» The request
From the entries that follow, extract each line holding the string "θάλασσας".

[Figure record extracts]
........
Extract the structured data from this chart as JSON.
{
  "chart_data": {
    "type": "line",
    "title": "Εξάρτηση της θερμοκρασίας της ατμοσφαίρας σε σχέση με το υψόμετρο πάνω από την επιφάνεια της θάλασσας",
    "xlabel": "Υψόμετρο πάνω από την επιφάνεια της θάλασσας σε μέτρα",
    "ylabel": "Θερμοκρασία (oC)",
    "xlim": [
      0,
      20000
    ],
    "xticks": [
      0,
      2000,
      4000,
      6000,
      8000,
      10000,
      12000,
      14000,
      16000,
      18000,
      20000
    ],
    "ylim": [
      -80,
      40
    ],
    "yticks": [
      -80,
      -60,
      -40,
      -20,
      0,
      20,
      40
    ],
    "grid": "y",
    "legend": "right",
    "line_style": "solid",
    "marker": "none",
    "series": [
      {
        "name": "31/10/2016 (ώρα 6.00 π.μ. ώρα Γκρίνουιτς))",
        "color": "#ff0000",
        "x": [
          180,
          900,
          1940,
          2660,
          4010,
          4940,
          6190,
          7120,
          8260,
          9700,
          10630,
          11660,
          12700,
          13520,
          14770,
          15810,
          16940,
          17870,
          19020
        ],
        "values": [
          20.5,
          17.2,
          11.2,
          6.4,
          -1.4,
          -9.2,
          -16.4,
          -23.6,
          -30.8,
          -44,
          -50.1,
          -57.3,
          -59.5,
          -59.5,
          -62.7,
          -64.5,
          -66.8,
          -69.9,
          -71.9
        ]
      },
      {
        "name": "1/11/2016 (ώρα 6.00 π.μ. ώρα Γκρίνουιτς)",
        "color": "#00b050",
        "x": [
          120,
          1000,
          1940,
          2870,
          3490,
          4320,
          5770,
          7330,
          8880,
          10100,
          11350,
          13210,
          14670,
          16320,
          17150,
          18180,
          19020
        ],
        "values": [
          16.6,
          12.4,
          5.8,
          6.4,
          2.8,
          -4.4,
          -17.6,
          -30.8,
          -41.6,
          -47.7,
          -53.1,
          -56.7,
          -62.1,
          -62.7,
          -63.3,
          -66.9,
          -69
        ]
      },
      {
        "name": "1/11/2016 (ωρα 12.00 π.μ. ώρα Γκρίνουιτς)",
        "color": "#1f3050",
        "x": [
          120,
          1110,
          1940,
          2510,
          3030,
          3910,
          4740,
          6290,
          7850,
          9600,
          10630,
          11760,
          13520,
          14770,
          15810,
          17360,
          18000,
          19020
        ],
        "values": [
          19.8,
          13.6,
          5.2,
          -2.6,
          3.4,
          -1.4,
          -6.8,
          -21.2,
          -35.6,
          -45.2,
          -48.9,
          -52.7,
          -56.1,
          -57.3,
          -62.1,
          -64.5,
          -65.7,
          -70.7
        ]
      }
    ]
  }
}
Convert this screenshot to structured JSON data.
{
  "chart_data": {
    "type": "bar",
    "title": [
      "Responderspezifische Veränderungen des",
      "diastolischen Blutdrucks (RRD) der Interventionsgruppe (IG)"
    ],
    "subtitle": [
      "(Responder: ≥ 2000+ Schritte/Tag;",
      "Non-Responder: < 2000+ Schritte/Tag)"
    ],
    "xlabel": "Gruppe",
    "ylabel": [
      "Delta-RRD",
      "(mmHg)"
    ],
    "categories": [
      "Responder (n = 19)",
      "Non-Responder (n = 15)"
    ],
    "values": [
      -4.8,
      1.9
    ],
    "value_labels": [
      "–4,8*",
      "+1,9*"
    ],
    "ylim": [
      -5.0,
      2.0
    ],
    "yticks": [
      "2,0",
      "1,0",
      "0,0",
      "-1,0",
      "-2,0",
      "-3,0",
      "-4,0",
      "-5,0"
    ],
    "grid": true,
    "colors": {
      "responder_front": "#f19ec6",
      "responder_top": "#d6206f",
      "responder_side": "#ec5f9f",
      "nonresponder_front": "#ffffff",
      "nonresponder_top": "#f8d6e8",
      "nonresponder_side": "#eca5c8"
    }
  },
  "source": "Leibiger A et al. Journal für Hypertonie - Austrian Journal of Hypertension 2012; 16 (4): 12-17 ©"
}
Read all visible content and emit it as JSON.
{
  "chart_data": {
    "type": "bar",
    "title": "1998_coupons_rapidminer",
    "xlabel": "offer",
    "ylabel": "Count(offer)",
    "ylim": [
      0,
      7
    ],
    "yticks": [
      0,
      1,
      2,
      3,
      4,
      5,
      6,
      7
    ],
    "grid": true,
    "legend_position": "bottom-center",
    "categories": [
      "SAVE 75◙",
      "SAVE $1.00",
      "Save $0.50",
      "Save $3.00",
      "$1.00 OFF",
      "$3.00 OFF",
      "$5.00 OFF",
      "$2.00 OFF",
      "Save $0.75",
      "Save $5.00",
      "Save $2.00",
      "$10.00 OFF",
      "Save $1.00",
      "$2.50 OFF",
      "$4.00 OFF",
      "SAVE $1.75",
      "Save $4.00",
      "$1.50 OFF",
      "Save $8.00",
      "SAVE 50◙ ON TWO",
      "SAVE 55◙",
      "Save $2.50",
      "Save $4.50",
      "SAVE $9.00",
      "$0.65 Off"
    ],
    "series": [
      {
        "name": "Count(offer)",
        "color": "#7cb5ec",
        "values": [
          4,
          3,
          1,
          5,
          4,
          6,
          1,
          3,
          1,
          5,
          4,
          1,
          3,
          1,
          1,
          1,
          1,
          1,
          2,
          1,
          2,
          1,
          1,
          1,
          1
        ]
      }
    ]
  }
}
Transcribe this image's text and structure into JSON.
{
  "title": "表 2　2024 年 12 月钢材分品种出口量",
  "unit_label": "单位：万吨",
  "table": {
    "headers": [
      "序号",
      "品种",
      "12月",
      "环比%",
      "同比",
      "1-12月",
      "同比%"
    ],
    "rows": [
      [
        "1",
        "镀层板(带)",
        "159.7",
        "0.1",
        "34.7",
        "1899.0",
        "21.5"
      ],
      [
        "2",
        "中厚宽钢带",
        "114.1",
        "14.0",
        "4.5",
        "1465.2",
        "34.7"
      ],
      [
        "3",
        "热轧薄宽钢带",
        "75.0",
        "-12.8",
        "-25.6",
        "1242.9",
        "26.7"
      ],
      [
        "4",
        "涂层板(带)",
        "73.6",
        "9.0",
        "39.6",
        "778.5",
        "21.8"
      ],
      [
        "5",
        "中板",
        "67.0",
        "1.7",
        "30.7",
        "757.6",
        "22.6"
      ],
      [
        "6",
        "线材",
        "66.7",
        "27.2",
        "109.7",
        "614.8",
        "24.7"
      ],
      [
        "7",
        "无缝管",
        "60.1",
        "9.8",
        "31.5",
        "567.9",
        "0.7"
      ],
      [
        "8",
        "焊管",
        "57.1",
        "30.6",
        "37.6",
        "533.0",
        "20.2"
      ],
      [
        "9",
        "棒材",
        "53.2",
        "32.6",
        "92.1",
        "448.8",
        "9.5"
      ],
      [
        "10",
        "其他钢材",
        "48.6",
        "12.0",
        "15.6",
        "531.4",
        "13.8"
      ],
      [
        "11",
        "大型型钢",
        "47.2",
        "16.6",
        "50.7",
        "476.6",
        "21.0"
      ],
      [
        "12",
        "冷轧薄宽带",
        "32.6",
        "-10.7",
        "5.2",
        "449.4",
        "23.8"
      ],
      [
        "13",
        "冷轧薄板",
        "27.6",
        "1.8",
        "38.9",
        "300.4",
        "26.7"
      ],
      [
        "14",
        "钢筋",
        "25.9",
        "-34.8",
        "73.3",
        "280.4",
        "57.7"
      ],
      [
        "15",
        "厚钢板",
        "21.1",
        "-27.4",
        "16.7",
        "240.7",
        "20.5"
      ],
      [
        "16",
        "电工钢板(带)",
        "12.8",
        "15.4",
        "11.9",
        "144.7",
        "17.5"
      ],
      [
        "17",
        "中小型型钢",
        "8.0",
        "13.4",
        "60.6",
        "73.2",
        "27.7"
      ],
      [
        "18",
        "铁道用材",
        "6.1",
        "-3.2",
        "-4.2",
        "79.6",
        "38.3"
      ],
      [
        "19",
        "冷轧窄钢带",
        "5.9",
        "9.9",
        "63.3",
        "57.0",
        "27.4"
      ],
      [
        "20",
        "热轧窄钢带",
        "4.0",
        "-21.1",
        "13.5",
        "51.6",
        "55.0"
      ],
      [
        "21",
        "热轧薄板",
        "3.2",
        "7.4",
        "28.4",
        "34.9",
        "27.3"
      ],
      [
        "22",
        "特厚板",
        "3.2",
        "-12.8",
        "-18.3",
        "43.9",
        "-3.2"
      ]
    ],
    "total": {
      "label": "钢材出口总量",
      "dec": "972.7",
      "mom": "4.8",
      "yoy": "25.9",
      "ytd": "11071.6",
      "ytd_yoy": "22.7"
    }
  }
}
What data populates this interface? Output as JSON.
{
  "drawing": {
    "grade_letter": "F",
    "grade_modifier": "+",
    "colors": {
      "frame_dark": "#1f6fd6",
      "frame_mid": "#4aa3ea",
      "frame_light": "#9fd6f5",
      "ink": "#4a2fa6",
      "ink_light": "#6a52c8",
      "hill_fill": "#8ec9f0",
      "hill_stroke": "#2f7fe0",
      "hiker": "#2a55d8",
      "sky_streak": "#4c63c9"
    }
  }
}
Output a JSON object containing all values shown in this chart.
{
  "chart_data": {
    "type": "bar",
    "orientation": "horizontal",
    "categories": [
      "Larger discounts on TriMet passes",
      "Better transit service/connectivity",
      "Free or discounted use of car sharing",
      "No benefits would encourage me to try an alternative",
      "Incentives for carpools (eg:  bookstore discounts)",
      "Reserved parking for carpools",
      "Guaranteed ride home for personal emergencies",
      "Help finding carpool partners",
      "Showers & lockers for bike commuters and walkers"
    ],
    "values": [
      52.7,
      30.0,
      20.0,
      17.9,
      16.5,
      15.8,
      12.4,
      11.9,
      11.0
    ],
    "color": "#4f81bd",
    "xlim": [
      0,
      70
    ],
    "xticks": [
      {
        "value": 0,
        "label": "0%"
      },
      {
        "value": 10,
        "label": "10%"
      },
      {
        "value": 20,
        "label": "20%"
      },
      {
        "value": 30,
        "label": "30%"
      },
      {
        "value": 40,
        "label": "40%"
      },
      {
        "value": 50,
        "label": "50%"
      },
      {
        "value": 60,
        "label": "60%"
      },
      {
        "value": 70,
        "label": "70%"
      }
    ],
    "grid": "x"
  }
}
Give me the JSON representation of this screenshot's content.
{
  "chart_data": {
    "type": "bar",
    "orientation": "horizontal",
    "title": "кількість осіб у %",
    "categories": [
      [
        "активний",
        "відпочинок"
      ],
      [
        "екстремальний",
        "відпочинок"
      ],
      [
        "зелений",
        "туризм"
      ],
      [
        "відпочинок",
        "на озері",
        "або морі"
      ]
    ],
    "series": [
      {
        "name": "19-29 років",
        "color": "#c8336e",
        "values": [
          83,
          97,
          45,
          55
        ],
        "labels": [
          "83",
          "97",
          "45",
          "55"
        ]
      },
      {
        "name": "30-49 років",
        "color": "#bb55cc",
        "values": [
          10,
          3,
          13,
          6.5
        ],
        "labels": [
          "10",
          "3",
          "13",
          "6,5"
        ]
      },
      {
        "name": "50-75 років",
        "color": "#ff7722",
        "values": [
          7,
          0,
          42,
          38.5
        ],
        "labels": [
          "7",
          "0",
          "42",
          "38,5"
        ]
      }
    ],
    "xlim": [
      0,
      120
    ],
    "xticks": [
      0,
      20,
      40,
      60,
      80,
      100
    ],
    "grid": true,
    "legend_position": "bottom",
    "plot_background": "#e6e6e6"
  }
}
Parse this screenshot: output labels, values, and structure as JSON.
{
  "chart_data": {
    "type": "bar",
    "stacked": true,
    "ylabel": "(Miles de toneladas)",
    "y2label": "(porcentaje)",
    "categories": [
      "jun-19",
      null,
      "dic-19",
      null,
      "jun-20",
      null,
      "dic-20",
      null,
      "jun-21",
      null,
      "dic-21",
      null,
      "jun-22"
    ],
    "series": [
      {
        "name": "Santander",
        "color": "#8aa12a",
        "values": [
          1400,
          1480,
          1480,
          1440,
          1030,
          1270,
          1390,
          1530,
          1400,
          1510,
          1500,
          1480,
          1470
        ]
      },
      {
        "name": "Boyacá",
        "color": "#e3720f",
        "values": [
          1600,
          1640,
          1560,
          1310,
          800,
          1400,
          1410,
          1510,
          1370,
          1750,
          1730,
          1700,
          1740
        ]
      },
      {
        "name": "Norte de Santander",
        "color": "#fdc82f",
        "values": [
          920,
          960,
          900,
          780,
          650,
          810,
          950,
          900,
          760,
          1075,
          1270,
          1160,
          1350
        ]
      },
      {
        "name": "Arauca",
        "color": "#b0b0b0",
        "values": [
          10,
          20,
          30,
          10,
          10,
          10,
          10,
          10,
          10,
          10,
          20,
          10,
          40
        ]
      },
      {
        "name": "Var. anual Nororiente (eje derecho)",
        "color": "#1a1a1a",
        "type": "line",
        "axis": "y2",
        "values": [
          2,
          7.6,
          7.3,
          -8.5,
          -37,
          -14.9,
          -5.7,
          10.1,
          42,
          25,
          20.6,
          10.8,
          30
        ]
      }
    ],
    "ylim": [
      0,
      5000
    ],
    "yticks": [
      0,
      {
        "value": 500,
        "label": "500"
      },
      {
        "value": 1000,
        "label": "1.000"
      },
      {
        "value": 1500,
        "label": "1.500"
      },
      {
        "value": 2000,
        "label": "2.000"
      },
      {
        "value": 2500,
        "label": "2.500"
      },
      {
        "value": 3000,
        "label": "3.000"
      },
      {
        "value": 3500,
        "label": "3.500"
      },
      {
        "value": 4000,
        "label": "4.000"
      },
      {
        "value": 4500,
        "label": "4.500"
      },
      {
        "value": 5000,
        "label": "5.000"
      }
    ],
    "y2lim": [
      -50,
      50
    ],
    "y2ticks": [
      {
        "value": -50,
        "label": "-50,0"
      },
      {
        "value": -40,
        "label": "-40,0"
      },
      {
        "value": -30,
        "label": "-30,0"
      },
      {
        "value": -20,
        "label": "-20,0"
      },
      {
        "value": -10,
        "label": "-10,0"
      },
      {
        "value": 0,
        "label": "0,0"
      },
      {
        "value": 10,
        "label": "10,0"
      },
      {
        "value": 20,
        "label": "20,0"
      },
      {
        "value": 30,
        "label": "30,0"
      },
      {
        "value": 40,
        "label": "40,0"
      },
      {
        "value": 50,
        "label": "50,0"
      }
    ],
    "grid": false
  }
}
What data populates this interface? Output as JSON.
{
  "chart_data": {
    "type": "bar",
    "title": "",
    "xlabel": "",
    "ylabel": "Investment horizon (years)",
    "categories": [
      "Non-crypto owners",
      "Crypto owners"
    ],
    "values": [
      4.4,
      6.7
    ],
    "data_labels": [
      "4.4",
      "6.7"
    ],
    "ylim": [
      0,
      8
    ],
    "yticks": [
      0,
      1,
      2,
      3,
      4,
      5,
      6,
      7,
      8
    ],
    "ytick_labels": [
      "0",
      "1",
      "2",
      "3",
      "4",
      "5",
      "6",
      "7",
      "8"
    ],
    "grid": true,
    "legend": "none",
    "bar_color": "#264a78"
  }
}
........
» Solution to this task
    "title": "Εξάρτηση της θερμοκρασίας της ατμοσφαίρας σε σχέση με το υψόμετρο πάνω από την επιφάνεια της θάλασσας",
    "xlabel": "Υψόμετρο πάνω από την επιφάνεια της θάλασσας σε μέτρα",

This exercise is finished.